------ Input rows ------

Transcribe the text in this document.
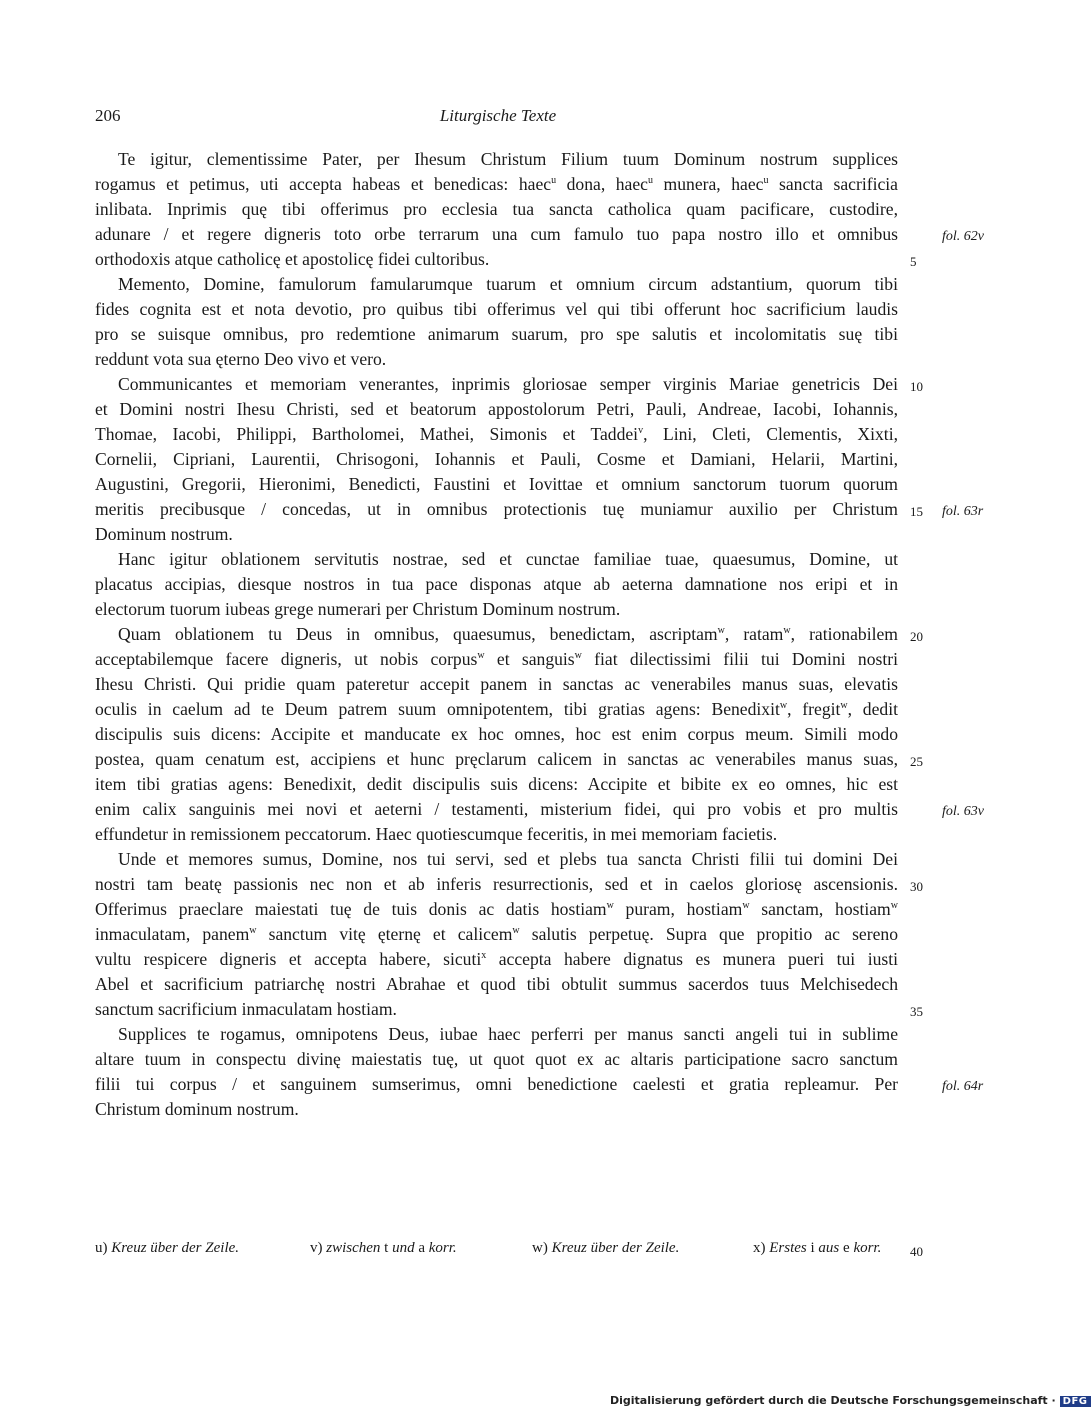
206	Liturgische Texte
Te igitur, clementissime Pater, per Ihesum Christum Filium tuum Dominum nostrum supplices
rogamus et petimus, uti accepta habeas et benedicas: haec$^u$ dona, haec$^u$ munera, haec$^u$ sancta sacrificia
inlibata. Inprimis quę tibi offerimus pro ecclesia tua sancta catholica quam pacificare, custodire,
adunare / et regere digneris toto orbe terrarum una cum famulo tuo papa nostro illo et omnibus
orthodoxis atque catholicę et apostolicę fidei cultoribus.
Memento, Domine, famulorum famularumque tuarum et omnium circum adstantium, quorum tibi
fides cognita est et nota devotio, pro quibus tibi offerimus vel qui tibi offerunt hoc sacrificium laudis
pro se suisque omnibus, pro redemtione animarum suarum, pro spe salutis et incolomitatis suę tibi
reddunt vota sua ęterno Deo vivo et vero.
Communicantes et memoriam venerantes, inprimis gloriosae semper virginis Mariae genetricis Dei
et Domini nostri Ihesu Christi, sed et beatorum appostolorum Petri, Pauli, Andreae, Iacobi, Iohannis,
Thomae, Iacobi, Philippi, Bartholomei, Mathei, Simonis et Taddei$^v$, Lini, Cleti, Clementis, Xixti,
Cornelii, Cipriani, Laurentii, Chrisogoni, Iohannis et Pauli, Cosme et Damiani, Helarii, Martini,
Augustini, Gregorii, Hieronimi, Benedicti, Faustini et Iovittae et omnium sanctorum tuorum quorum
meritis precibusque / concedas, ut in omnibus protectionis tuę muniamur auxilio per Christum
Dominum nostrum.
Hanc igitur oblationem servitutis nostrae, sed et cunctae familiae tuae, quaesumus, Domine, ut
placatus accipias, diesque nostros in tua pace disponas atque ab aeterna damnatione nos eripi et in
electorum tuorum iubeas grege numerari per Christum Dominum nostrum.
Quam oblationem tu Deus in omnibus, quaesumus, benedictam, ascriptam$^w$, ratam$^w$, rationabilem
acceptabilemque facere digneris, ut nobis corpus$^w$ et sanguis$^w$ fiat dilectissimi filii tui Domini nostri
Ihesu Christi. Qui pridie quam pateretur accepit panem in sanctas ac venerabiles manus suas, elevatis
oculis in caelum ad te Deum patrem suum omnipotentem, tibi gratias agens: Benedixit$^w$, fregit$^w$, dedit
discipulis suis dicens: Accipite et manducate ex hoc omnes, hoc est enim corpus meum. Simili modo
postea, quam cenatum est, accipiens et hunc pręclarum calicem in sanctas ac venerabiles manus suas,
item tibi gratias agens: Benedixit, dedit discipulis suis dicens: Accipite et bibite ex eo omnes, hic est
enim calix sanguinis mei novi et aeterni / testamenti, misterium fidei, qui pro vobis et pro multis
effundetur in remissionem peccatorum. Haec quotiescumque feceritis, in mei memoriam facietis.
Unde et memores sumus, Domine, nos tui servi, sed et plebs tua sancta Christi filii tui domini Dei
nostri tam beatę passionis nec non et ab inferis resurrectionis, sed et in caelos gloriosę ascensionis.
Offerimus praeclare maiestati tuę de tuis donis ac datis hostiam$^w$ puram, hostiam$^w$ sanctam, hostiam$^w$
inmaculatam, panem$^w$ sanctum vitę ęternę et calicem$^w$ salutis perpetuę. Supra que propitio ac sereno
vultu respicere digneris et accepta habere, sicuti$^x$ accepta habere dignatus es munera pueri tui iusti
Abel et sacrificium patriarchę nostri Abrahae et quod tibi obtulit summus sacerdos tuus Melchisedech
sanctum sacrificium inmaculatam hostiam.
Supplices te rogamus, omnipotens Deus, iubae haec perferri per manus sancti angeli tui in sublime
altare tuum in conspectu divinę maiestatis tuę, ut quot quot ex ac altaris participatione sacro sanctum
filii tui corpus / et sanguinem sumserimus, omni benedictione caelesti et gratia repleamur. Per
Christum dominum nostrum.
5
10
15
20
25
30
35
fol. 62v
fol. 63r
fol. 63v
fol. 64r
u) Kreuz über der Zeile.	v) zwischen t und a korr.	w) Kreuz über der Zeile.	x) Erstes i aus e korr. 40
Digitalisierung gefördert durch die Deutsche Forschungsgemeinschaft · DFG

------

Transcribe each line above verbatim, with the pictures left out.

Exercise response:
Transcribe the text in this document.
206	Liturgische Texte
Te igitur, clementissime Pater, per Ihesum Christum Filium tuum Dominum nostrum supplices
rogamus et petimus, uti accepta habeas et benedicas: haec$^u$ dona, haec$^u$ munera, haec$^u$ sancta sacrificia
inlibata. Inprimis quę tibi offerimus pro ecclesia tua sancta catholica quam pacificare, custodire,
adunare / et regere digneris toto orbe terrarum una cum famulo tuo papa nostro illo et omnibus
orthodoxis atque catholicę et apostolicę fidei cultoribus.
Memento, Domine, famulorum famularumque tuarum et omnium circum adstantium, quorum tibi
fides cognita est et nota devotio, pro quibus tibi offerimus vel qui tibi offerunt hoc sacrificium laudis
pro se suisque omnibus, pro redemtione animarum suarum, pro spe salutis et incolomitatis suę tibi
reddunt vota sua ęterno Deo vivo et vero.
Communicantes et memoriam venerantes, inprimis gloriosae semper virginis Mariae genetricis Dei
et Domini nostri Ihesu Christi, sed et beatorum appostolorum Petri, Pauli, Andreae, Iacobi, Iohannis,
Thomae, Iacobi, Philippi, Bartholomei, Mathei, Simonis et Taddei$^v$, Lini, Cleti, Clementis, Xixti,
Cornelii, Cipriani, Laurentii, Chrisogoni, Iohannis et Pauli, Cosme et Damiani, Helarii, Martini,
Augustini, Gregorii, Hieronimi, Benedicti, Faustini et Iovittae et omnium sanctorum tuorum quorum
meritis precibusque / concedas, ut in omnibus protectionis tuę muniamur auxilio per Christum
Dominum nostrum.
Hanc igitur oblationem servitutis nostrae, sed et cunctae familiae tuae, quaesumus, Domine, ut
placatus accipias, diesque nostros in tua pace disponas atque ab aeterna damnatione nos eripi et in
electorum tuorum iubeas grege numerari per Christum Dominum nostrum.
Quam oblationem tu Deus in omnibus, quaesumus, benedictam, ascriptam$^w$, ratam$^w$, rationabilem
acceptabilemque facere digneris, ut nobis corpus$^w$ et sanguis$^w$ fiat dilectissimi filii tui Domini nostri
Ihesu Christi. Qui pridie quam pateretur accepit panem in sanctas ac venerabiles manus suas, elevatis
oculis in caelum ad te Deum patrem suum omnipotentem, tibi gratias agens: Benedixit$^w$, fregit$^w$, dedit
discipulis suis dicens: Accipite et manducate ex hoc omnes, hoc est enim corpus meum. Simili modo
postea, quam cenatum est, accipiens et hunc pręclarum calicem in sanctas ac venerabiles manus suas,
item tibi gratias agens: Benedixit, dedit discipulis suis dicens: Accipite et bibite ex eo omnes, hic est
enim calix sanguinis mei novi et aeterni / testamenti, misterium fidei, qui pro vobis et pro multis
effundetur in remissionem peccatorum. Haec quotiescumque feceritis, in mei memoriam facietis.
Unde et memores sumus, Domine, nos tui servi, sed et plebs tua sancta Christi filii tui domini Dei
nostri tam beatę passionis nec non et ab inferis resurrectionis, sed et in caelos gloriosę ascensionis.
Offerimus praeclare maiestati tuę de tuis donis ac datis hostiam$^w$ puram, hostiam$^w$ sanctam, hostiam$^w$
inmaculatam, panem$^w$ sanctum vitę ęternę et calicem$^w$ salutis perpetuę. Supra que propitio ac sereno
vultu respicere digneris et accepta habere, sicuti$^x$ accepta habere dignatus es munera pueri tui iusti
Abel et sacrificium patriarchę nostri Abrahae et quod tibi obtulit summus sacerdos tuus Melchisedech
sanctum sacrificium inmaculatam hostiam.
Supplices te rogamus, omnipotens Deus, iubae haec perferri per manus sancti angeli tui in sublime
altare tuum in conspectu divinę maiestatis tuę, ut quot quot ex ac altaris participatione sacro sanctum
filii tui corpus / et sanguinem sumserimus, omni benedictione caelesti et gratia repleamur. Per
Christum dominum nostrum.
5
10
15
20
25
30
35
fol. 62v
fol. 63r
fol. 63v
fol. 64r
u) Kreuz über der Zeile.	v) zwischen t und a korr.	w) Kreuz über der Zeile.	x) Erstes i aus e korr. 40
Digitalisierung gefördert durch die Deutsche Forschungsgemeinschaft · DFG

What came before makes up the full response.